*What is being asked*: Extract each line bearing the word "structured".

*Data rows*:
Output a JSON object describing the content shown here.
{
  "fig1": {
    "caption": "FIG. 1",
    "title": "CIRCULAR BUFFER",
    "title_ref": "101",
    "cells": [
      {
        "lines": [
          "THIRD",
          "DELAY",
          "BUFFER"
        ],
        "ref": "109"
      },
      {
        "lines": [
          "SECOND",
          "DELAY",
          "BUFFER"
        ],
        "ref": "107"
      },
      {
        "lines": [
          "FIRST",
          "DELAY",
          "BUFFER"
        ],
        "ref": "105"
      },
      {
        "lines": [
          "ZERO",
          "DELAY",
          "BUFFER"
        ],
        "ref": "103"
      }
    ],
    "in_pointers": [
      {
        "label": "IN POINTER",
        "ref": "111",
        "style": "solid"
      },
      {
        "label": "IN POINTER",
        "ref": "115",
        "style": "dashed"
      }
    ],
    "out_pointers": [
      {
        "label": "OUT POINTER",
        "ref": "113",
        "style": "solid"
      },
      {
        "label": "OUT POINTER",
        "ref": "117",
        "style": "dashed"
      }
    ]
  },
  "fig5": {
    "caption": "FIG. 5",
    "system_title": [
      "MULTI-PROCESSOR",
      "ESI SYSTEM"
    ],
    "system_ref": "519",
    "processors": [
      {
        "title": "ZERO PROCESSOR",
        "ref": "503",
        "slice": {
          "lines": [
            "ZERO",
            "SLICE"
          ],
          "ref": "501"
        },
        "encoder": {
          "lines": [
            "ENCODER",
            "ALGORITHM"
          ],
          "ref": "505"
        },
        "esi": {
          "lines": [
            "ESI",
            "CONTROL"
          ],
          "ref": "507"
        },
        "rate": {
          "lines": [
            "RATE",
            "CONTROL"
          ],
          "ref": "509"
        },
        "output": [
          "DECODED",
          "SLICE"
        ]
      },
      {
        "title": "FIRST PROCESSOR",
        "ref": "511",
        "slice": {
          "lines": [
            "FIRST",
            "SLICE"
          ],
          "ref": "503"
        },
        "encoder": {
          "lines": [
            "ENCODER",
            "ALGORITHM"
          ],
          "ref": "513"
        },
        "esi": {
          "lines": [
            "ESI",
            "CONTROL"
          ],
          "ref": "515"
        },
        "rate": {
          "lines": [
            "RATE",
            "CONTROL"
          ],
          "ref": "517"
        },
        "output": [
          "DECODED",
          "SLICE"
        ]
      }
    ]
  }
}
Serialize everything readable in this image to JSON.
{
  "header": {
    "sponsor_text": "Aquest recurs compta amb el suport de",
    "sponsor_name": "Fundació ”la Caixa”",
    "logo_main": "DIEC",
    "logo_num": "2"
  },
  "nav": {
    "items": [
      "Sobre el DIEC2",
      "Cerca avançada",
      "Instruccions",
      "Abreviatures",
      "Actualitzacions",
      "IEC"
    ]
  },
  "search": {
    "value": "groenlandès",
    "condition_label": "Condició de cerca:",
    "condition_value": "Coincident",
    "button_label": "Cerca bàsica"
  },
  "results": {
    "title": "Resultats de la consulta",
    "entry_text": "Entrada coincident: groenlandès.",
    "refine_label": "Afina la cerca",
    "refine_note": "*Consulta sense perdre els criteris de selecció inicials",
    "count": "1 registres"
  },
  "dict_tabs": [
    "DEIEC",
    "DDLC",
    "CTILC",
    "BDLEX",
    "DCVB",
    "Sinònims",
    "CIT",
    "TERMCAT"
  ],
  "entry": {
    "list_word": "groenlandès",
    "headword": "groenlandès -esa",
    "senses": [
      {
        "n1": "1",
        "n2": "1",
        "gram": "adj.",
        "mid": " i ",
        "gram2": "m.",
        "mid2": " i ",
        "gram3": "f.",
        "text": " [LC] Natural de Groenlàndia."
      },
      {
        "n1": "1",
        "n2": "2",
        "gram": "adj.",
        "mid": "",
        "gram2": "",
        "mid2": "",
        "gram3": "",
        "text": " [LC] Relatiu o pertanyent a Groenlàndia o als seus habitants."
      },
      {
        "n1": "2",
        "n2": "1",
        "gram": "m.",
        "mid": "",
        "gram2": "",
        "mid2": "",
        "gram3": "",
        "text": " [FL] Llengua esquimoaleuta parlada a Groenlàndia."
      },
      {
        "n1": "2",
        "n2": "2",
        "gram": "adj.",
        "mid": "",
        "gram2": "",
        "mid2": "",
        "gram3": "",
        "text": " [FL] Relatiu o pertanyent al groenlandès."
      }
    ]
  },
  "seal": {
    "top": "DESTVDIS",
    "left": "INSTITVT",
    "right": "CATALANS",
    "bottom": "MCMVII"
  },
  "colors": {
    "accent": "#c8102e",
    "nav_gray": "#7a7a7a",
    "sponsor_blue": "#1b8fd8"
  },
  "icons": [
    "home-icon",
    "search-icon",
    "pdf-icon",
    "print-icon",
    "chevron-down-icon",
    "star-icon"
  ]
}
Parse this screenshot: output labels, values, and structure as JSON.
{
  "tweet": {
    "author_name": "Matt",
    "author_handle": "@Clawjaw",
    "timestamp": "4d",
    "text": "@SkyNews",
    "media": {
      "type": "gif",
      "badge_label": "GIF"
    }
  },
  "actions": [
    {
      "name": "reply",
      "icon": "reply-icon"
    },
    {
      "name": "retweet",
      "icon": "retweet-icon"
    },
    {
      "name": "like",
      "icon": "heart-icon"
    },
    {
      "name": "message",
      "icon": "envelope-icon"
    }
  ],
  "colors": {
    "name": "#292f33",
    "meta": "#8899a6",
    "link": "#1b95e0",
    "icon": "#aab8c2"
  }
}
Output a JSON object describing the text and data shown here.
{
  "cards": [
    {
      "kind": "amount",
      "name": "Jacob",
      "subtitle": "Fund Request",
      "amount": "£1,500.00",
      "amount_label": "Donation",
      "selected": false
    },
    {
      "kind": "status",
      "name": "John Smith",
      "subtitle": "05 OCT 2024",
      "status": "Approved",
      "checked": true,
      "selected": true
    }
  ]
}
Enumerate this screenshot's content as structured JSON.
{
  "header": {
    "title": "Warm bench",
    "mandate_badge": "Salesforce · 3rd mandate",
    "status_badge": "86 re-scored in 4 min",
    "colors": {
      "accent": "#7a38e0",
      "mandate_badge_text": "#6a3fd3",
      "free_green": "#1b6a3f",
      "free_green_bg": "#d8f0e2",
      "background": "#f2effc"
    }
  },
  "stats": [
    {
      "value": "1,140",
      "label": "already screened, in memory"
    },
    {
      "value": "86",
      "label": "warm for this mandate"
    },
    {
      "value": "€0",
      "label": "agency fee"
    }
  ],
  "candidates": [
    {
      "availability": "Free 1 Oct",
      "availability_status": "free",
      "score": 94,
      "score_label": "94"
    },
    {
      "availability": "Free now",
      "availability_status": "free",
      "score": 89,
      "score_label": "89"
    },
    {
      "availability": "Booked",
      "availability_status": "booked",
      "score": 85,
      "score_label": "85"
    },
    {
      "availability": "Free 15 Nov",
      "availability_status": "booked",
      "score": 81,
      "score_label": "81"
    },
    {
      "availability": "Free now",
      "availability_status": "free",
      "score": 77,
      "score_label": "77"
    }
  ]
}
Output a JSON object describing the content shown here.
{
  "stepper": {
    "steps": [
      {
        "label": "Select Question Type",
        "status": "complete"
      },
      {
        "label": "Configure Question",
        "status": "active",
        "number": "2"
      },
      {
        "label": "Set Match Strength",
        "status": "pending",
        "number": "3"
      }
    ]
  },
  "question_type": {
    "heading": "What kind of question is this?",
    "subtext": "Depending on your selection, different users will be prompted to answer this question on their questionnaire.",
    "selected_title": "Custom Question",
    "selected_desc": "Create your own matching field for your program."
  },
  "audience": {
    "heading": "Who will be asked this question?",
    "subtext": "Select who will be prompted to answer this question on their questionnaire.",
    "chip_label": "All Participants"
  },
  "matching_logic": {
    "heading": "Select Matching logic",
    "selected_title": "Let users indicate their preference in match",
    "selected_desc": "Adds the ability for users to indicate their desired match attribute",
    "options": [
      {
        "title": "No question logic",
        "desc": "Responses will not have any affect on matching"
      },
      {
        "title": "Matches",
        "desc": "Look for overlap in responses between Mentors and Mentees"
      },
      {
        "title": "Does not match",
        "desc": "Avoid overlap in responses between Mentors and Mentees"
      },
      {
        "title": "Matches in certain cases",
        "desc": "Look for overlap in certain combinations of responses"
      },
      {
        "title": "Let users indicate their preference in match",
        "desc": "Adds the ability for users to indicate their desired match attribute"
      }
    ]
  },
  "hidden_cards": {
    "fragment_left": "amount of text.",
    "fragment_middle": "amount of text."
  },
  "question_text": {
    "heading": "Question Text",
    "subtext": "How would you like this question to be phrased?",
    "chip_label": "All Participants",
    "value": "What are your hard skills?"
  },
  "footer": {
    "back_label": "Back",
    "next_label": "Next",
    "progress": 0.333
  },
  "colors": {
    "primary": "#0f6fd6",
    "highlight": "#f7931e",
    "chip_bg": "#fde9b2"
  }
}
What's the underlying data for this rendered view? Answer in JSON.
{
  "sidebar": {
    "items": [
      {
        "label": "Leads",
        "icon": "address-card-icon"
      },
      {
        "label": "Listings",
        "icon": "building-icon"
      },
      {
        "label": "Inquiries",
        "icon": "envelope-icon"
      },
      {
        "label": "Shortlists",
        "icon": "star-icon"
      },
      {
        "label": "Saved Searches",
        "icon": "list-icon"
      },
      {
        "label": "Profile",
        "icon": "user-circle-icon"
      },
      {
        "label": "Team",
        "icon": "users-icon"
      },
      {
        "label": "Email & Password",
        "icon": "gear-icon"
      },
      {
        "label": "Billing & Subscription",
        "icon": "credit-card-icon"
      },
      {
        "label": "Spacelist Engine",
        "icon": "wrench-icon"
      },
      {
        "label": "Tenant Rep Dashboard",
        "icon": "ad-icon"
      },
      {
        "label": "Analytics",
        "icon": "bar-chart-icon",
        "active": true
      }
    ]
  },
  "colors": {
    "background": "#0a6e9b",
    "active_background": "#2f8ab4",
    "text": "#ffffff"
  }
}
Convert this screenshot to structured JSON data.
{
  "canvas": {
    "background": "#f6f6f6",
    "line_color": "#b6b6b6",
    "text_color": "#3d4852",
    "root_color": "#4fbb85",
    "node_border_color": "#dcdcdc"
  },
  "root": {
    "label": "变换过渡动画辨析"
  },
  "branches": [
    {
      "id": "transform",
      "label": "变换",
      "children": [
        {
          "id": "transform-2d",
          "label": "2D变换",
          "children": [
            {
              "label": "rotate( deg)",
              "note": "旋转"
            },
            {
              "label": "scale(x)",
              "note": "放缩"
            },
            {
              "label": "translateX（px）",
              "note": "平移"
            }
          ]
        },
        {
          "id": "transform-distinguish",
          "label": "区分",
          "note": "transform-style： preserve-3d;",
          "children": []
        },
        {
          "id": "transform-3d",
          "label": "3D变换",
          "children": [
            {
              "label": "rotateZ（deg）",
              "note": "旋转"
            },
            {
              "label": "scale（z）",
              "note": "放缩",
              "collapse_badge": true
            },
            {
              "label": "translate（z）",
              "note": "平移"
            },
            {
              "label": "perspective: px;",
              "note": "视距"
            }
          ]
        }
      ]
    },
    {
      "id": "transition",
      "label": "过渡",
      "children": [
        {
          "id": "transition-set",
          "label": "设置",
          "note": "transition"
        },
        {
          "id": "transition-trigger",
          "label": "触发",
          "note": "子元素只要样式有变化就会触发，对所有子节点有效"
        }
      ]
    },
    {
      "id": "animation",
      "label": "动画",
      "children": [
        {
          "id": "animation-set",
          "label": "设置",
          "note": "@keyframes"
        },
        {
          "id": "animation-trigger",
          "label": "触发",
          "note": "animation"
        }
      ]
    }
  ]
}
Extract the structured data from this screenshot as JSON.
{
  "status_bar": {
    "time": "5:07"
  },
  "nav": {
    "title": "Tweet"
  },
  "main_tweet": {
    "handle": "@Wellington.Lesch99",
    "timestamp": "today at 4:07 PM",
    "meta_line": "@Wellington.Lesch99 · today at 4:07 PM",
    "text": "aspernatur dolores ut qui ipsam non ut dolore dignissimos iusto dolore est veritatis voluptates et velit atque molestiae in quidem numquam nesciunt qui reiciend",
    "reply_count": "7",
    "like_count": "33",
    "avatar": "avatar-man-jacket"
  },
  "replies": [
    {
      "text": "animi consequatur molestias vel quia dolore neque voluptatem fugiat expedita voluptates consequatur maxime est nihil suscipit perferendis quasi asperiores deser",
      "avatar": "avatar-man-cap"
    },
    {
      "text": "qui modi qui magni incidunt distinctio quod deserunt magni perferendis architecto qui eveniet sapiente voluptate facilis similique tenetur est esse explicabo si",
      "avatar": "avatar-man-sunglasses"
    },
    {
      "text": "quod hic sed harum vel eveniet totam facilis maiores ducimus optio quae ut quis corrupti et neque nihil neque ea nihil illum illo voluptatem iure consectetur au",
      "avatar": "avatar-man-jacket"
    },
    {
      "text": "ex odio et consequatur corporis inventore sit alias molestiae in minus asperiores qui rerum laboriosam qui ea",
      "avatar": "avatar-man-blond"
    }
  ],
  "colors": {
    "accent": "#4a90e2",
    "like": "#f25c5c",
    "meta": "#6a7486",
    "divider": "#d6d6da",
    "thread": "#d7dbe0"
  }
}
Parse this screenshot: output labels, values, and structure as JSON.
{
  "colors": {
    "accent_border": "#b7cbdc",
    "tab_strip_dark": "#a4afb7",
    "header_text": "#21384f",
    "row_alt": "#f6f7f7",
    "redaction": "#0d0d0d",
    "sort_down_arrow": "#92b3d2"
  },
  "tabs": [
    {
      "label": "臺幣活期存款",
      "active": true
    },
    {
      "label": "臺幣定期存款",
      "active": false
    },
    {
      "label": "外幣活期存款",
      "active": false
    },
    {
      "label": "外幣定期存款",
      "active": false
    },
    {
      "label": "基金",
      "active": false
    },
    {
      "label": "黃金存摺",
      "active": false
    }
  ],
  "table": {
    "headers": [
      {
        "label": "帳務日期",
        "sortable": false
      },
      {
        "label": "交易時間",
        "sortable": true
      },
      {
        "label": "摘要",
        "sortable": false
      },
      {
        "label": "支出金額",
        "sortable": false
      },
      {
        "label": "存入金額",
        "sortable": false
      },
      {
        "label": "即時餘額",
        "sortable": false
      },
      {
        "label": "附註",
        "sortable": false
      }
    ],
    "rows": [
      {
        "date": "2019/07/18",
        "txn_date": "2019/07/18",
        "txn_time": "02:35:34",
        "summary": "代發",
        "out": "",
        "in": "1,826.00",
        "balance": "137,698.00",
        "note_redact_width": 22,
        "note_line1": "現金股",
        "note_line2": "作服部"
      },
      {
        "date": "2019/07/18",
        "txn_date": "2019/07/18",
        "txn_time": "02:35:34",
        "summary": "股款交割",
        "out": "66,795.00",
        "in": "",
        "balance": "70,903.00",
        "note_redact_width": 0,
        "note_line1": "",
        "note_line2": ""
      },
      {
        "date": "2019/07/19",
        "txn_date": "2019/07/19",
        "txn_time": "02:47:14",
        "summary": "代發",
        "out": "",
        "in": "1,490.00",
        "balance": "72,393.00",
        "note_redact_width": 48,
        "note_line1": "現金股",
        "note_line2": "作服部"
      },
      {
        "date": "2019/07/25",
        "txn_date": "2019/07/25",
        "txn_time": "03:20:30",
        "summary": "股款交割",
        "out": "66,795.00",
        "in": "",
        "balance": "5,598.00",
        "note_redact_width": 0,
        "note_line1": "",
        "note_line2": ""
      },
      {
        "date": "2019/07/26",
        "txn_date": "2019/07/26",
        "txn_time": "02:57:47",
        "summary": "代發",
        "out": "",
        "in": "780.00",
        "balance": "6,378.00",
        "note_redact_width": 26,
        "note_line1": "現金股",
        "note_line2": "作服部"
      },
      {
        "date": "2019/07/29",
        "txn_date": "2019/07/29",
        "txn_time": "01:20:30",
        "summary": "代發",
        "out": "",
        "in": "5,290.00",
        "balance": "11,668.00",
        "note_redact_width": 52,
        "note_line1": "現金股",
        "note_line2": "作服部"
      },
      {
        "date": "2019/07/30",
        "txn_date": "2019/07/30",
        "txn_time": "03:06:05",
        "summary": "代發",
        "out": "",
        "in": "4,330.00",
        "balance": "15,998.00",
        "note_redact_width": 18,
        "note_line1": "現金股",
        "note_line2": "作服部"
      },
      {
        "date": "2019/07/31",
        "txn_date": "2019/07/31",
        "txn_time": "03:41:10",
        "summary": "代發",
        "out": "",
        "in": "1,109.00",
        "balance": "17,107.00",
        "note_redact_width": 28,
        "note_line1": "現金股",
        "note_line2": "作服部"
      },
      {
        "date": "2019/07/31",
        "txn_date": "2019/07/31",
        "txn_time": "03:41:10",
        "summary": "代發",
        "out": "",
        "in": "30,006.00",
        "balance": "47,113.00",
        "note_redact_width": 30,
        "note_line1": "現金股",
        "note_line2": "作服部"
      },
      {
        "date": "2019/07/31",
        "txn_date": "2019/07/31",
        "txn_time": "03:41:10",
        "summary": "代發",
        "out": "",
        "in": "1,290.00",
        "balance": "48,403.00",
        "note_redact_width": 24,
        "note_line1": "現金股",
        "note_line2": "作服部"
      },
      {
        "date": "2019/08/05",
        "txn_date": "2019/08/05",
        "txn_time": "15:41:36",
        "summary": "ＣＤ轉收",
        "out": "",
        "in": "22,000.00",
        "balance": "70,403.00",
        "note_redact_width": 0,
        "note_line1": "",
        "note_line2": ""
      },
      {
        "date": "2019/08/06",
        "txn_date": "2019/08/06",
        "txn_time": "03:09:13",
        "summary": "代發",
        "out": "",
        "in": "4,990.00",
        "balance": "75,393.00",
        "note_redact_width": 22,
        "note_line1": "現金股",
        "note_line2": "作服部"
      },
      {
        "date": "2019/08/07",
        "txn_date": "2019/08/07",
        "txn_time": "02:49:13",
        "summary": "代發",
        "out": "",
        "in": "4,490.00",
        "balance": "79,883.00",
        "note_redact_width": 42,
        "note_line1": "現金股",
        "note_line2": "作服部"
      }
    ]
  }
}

*Written reply*:
Enumerate this screenshot's content as structured JSON.
Convert this screenshot to structured JSON data.
Extract the structured data from this screenshot as JSON.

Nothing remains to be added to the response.